The entries need to be copied exactly.

> Records for the task:
====================

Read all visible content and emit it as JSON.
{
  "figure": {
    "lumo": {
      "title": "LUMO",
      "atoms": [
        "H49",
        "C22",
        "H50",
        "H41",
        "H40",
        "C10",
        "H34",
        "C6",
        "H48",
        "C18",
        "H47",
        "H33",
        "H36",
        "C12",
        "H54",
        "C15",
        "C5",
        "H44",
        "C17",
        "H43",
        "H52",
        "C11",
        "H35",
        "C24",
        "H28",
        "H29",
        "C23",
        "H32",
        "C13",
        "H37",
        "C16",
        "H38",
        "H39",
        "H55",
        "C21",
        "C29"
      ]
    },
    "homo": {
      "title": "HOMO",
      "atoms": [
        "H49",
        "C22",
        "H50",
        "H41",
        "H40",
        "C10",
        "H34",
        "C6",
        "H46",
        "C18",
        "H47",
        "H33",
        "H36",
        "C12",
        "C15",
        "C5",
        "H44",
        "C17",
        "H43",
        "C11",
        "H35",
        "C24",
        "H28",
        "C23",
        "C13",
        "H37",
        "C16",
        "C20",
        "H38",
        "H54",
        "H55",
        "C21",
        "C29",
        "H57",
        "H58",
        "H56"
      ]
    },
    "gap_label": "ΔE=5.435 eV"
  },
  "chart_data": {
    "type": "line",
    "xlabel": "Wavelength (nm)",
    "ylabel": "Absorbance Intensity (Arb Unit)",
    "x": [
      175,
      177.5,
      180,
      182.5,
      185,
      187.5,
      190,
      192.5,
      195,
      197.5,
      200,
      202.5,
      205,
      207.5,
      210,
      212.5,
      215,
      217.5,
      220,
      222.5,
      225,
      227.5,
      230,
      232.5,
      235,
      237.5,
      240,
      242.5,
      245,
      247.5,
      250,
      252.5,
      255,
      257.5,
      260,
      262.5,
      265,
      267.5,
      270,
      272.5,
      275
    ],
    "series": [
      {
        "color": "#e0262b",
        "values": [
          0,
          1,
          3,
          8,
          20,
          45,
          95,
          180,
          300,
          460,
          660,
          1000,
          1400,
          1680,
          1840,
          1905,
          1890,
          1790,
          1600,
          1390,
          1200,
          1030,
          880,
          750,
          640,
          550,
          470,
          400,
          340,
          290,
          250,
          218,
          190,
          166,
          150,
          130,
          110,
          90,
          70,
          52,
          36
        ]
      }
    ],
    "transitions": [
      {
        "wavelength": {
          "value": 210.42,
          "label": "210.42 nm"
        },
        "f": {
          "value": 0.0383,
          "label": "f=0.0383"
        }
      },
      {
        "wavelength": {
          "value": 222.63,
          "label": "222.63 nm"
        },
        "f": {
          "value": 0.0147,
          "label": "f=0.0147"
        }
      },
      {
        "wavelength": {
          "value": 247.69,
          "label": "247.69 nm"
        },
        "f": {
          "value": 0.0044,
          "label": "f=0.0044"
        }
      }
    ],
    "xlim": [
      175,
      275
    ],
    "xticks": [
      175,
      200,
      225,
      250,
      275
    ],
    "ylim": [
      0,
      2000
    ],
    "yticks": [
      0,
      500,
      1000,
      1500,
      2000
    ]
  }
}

====================

> Response:
Read all visible content and emit it as JSON.
{
  "figure": {
    "lumo": {
      "title": "LUMO",
      "atoms": [
        "H49",
        "C22",
        "H50",
        "H41",
        "H40",
        "C10",
        "H34",
        "C6",
        "H48",
        "C18",
        "H47",
        "H33",
        "H36",
        "C12",
        "H54",
        "C15",
        "C5",
        "H44",
        "C17",
        "H43",
        "H52",
        "C11",
        "H35",
        "C24",
        "H28",
        "H29",
        "C23",
        "H32",
        "C13",
        "H37",
        "C16",
        "H38",
        "H39",
        "H55",
        "C21",
        "C29"
      ]
    },
    "homo": {
      "title": "HOMO",
      "atoms": [
        "H49",
        "C22",
        "H50",
        "H41",
        "H40",
        "C10",
        "H34",
        "C6",
        "H46",
        "C18",
        "H47",
        "H33",
        "H36",
        "C12",
        "C15",
        "C5",
        "H44",
        "C17",
        "H43",
        "C11",
        "H35",
        "C24",
        "H28",
        "C23",
        "C13",
        "H37",
        "C16",
        "C20",
        "H38",
        "H54",
        "H55",
        "C21",
        "C29",
        "H57",
        "H58",
        "H56"
      ]
    },
    "gap_label": "ΔE=5.435 eV"
  },
  "chart_data": {
    "type": "line",
    "xlabel": "Wavelength (nm)",
    "ylabel": "Absorbance Intensity (Arb Unit)",
    "x": [
      175,
      177.5,
      180,
      182.5,
      185,
      187.5,
      190,
      192.5,
      195,
      197.5,
      200,
      202.5,
      205,
      207.5,
      210,
      212.5,
      215,
      217.5,
      220,
      222.5,
      225,
      227.5,
      230,
      232.5,
      235,
      237.5,
      240,
      242.5,
      245,
      247.5,
      250,
      252.5,
      255,
      257.5,
      260,
      262.5,
      265,
      267.5,
      270,
      272.5,
      275
    ],
    "series": [
      {
        "color": "#e0262b",
        "values": [
          0,
          1,
          3,
          8,
          20,
          45,
          95,
          180,
          300,
          460,
          660,
          1000,
          1400,
          1680,
          1840,
          1905,
          1890,
          1790,
          1600,
          1390,
          1200,
          1030,
          880,
          750,
          640,
          550,
          470,
          400,
          340,
          290,
          250,
          218,
          190,
          166,
          150,
          130,
          110,
          90,
          70,
          52,
          36
        ]
      }
    ],
    "transitions": [
      {
        "wavelength": {
          "value": 210.42,
          "label": "210.42 nm"
        },
        "f": {
          "value": 0.0383,
          "label": "f=0.0383"
        }
      },
      {
        "wavelength": {
          "value": 222.63,
          "label": "222.63 nm"
        },
        "f": {
          "value": 0.0147,
          "label": "f=0.0147"
        }
      },
      {
        "wavelength": {
          "value": 247.69,
          "label": "247.69 nm"
        },
        "f": {
          "value": 0.0044,
          "label": "f=0.0044"
        }
      }
    ],
    "xlim": [
      175,
      275
    ],
    "xticks": [
      175,
      200,
      225,
      250,
      275
    ],
    "ylim": [
      0,
      2000
    ],
    "yticks": [
      0,
      500,
      1000,
      1500,
      2000
    ]
  }
}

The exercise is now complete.